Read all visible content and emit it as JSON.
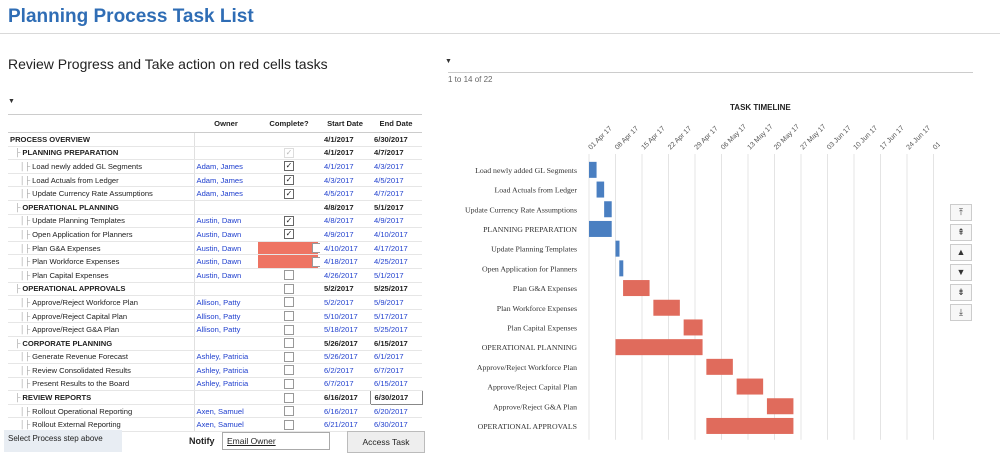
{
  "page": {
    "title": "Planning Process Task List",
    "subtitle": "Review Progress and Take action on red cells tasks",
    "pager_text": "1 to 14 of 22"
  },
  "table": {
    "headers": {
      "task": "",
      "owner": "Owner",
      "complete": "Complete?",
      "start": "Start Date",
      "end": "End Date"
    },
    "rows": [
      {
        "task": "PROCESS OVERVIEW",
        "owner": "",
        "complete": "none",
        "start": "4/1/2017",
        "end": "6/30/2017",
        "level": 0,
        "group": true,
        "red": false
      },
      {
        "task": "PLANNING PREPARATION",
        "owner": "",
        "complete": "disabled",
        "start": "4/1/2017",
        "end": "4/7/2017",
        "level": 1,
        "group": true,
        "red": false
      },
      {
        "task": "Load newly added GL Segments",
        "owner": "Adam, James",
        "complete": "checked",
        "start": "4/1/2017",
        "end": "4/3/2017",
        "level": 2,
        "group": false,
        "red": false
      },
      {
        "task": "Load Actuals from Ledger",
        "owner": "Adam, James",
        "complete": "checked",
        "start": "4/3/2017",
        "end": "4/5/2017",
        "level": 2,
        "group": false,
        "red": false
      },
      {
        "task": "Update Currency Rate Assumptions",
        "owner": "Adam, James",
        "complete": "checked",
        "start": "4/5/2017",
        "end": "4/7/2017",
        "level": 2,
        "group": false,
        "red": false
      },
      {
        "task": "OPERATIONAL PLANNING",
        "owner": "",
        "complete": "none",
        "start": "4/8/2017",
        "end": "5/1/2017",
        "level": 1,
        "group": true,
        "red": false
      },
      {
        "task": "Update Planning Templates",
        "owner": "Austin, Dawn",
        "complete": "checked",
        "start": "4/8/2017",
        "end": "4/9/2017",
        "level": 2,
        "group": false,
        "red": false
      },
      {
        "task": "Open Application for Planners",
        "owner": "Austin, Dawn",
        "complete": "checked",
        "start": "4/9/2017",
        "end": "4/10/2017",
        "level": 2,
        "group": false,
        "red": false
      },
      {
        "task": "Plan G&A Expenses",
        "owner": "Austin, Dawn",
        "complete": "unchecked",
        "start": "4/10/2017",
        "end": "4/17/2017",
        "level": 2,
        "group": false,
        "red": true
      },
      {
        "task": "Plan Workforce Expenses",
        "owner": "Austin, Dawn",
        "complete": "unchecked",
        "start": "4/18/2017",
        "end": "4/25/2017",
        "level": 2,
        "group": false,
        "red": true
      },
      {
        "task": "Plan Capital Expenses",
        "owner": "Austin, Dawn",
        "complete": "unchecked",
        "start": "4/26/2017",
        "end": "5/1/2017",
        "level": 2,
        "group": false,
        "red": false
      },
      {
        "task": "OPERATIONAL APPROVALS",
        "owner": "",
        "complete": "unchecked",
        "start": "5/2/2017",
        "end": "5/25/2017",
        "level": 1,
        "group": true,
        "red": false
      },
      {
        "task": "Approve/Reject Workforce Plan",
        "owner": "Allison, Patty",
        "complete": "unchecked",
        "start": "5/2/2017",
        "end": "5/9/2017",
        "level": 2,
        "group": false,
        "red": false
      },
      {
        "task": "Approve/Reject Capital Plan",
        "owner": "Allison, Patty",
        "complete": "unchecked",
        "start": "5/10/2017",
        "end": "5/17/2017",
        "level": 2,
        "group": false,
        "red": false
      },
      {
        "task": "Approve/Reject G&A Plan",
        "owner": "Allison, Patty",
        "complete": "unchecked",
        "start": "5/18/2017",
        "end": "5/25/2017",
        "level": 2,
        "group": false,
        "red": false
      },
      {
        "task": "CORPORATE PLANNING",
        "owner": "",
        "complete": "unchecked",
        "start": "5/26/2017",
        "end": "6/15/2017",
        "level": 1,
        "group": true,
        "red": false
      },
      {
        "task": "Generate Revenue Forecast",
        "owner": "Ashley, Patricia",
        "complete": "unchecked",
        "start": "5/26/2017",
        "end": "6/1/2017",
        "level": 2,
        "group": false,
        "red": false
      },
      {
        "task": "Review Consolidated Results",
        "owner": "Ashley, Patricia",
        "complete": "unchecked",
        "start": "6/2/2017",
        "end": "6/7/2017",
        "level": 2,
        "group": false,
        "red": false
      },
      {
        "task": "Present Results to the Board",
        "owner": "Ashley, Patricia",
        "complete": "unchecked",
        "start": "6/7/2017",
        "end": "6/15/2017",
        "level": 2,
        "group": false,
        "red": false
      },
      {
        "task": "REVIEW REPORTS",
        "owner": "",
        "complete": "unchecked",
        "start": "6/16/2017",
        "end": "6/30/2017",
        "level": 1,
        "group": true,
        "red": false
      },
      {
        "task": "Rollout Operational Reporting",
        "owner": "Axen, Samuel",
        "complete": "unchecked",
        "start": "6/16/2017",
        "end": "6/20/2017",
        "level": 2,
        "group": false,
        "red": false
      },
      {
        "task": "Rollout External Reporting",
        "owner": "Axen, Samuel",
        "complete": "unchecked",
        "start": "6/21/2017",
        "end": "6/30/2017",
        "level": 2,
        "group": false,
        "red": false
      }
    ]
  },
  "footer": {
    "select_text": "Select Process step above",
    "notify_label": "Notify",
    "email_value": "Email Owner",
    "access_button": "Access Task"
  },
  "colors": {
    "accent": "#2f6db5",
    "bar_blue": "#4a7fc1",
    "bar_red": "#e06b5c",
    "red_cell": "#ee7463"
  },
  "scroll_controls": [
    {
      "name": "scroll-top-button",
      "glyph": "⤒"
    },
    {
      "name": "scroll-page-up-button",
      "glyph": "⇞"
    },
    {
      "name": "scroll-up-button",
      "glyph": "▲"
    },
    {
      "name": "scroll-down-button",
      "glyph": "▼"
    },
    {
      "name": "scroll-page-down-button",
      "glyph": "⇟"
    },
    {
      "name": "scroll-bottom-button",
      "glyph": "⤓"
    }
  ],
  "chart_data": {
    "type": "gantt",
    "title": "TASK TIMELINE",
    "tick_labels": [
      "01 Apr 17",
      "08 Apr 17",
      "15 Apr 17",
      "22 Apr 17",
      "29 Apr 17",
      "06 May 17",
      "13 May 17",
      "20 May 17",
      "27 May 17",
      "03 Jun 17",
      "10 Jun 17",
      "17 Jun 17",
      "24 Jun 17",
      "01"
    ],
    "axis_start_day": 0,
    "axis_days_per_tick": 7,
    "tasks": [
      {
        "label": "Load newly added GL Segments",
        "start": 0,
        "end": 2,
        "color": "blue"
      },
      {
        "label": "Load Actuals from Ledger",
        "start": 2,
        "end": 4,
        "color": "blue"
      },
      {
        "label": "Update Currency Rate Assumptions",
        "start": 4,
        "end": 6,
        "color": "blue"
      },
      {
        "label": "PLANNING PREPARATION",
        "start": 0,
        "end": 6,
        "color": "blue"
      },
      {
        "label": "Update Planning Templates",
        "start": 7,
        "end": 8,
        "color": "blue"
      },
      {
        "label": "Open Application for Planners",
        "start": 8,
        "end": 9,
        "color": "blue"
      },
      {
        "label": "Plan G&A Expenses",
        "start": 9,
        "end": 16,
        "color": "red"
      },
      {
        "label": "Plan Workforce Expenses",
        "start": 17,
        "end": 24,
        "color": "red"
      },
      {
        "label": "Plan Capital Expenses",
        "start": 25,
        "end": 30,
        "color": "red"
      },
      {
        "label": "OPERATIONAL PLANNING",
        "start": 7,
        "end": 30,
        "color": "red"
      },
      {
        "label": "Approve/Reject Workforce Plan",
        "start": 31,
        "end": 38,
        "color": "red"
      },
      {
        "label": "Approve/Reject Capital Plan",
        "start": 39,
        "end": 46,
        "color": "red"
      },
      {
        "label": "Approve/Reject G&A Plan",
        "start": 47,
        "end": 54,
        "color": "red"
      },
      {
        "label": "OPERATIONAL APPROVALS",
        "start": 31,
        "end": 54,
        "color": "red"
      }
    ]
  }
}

• _GOAL OF THE EXERCISE_
Within the data above, find the lines that contain the word "tasks" and copy each of them.

• _OUTPUT BELOW_
    "subtitle": "Review Progress and Take action on red cells tasks",
    "tasks": [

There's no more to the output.